## start TEXT PASSAGE
It’s that time of year: pack up your suitcase, pop to B&M Homestores, raid your Mum’s kitchen for spare spatulas, load up the car and head off to university. Whether you’re just starting, or going into your second or third year (or beyond!), this is a massively important time of year – lots of things change, friends move on, ground shifts beneath you and everyone tries to find their feet.
For me, having friends and family around me as I went off to university made the transition a lot easier than doing it on my own ever would have been. From my Mum and Dad being ready to drive up to Cambridge and back home again to save me the train fair, to my long term best friends being on the end of the phone when I needed a bit of a cry, to new church family cooking me lunch and taking me in on a Sunday, spending time with people who had been there and done that was the best thing for me in that time.
As you go off to start the new year at university, wherever you will be, consider us your long distance, online friends – we’re cheering you on and can’t wait to see you thrive. Uni is scary, but one of the coolest experiences, and getting out on your own will be incredible.
I asked the Facebook and Cambridge hive-mind to give me some of their top hints and tips to surviving and thriving at university. Here are some of the things we came up with:
Freshers and Settling In
The best piece of advice that somebody gave me as I was moving to uni: take a doorstop with you, and prop your bedroom door open on moving-in day. Everyone is new, everybody is getting there at the same time, and if you are the person with chocolate biscuits, mugs and a kettle in your room and your door open for people to come in, they will love you. Moving in day is a great chance to get to know the people that you will be spending the next year with, so take a deep breath, smile and say hello.
## end TEXT PASSAGE
GIVEN REQUEST 1: In the university advice text, what is the best piece of advice the writer received before moving to uni?
The text and the records have nothing to do with each other.
## start SOURCE DATA
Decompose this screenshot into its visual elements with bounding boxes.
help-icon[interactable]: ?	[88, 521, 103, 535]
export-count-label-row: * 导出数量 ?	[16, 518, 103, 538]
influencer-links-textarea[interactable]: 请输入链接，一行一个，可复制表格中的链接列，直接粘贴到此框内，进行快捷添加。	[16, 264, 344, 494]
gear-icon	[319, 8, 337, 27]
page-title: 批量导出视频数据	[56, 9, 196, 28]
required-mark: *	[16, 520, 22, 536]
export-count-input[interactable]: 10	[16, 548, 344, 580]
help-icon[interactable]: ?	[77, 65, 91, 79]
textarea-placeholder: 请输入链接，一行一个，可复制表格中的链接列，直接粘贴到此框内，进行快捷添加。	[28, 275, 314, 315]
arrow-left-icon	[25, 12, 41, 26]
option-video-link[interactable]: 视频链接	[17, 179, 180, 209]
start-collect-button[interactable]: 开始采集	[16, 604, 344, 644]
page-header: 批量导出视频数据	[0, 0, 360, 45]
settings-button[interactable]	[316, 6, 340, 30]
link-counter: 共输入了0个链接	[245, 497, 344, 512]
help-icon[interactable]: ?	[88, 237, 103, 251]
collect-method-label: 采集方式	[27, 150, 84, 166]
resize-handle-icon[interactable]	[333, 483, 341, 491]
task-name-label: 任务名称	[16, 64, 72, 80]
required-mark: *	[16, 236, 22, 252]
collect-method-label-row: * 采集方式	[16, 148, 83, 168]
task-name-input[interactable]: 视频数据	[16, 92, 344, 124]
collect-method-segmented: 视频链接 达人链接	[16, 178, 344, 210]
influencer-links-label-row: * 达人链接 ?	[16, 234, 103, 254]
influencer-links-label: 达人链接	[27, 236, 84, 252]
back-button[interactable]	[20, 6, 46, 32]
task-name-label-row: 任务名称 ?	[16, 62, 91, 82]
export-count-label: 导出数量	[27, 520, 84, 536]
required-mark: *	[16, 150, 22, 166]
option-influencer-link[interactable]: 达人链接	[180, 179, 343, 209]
## end SOURCE DATA
GIVEN REQUEST 2: Please format the stretch of the records from their start through the line containing "92, 344, 124]" as a numbered list, leaving out any blank lines.

TASK OUTPUT 1: Take a doorstop and prop your bedroom door open on moving-in day.

TASK OUTPUT 2:
1. Decompose this screenshot into its visual elements with bounding boxes.
2. help-icon[interactable]: ?	[88, 521, 103, 535]
3. export-count-label-row: * 导出数量 ?	[16, 518, 103, 538]
4. influencer-links-textarea[interactable]: 请输入链接，一行一个，可复制表格中的链接列，直接粘贴到此框内，进行快捷添加。	[16, 264, 344, 494]
5. gear-icon	[319, 8, 337, 27]
6. page-title: 批量导出视频数据	[56, 9, 196, 28]
7. required-mark: *	[16, 520, 22, 536]
8. export-count-input[interactable]: 10	[16, 548, 344, 580]
9. help-icon[interactable]: ?	[77, 65, 91, 79]
10. textarea-placeholder: 请输入链接，一行一个，可复制表格中的链接列，直接粘贴到此框内，进行快捷添加。	[28, 275, 314, 315]
11. arrow-left-icon	[25, 12, 41, 26]
12. option-video-link[interactable]: 视频链接	[17, 179, 180, 209]
13. start-collect-button[interactable]: 开始采集	[16, 604, 344, 644]
14. page-header: 批量导出视频数据	[0, 0, 360, 45]
15. settings-button[interactable]	[316, 6, 340, 30]
16. link-counter: 共输入了0个链接	[245, 497, 344, 512]
17. help-icon[interactable]: ?	[88, 237, 103, 251]
18. collect-method-label: 采集方式	[27, 150, 84, 166]
19. resize-handle-icon[interactable]	[333, 483, 341, 491]
20. task-name-label: 任务名称	[16, 64, 72, 80]
21. required-mark: *	[16, 236, 22, 252]
22. collect-method-label-row: * 采集方式	[16, 148, 83, 168]
23. task-name-input[interactable]: 视频数据	[16, 92, 344, 124]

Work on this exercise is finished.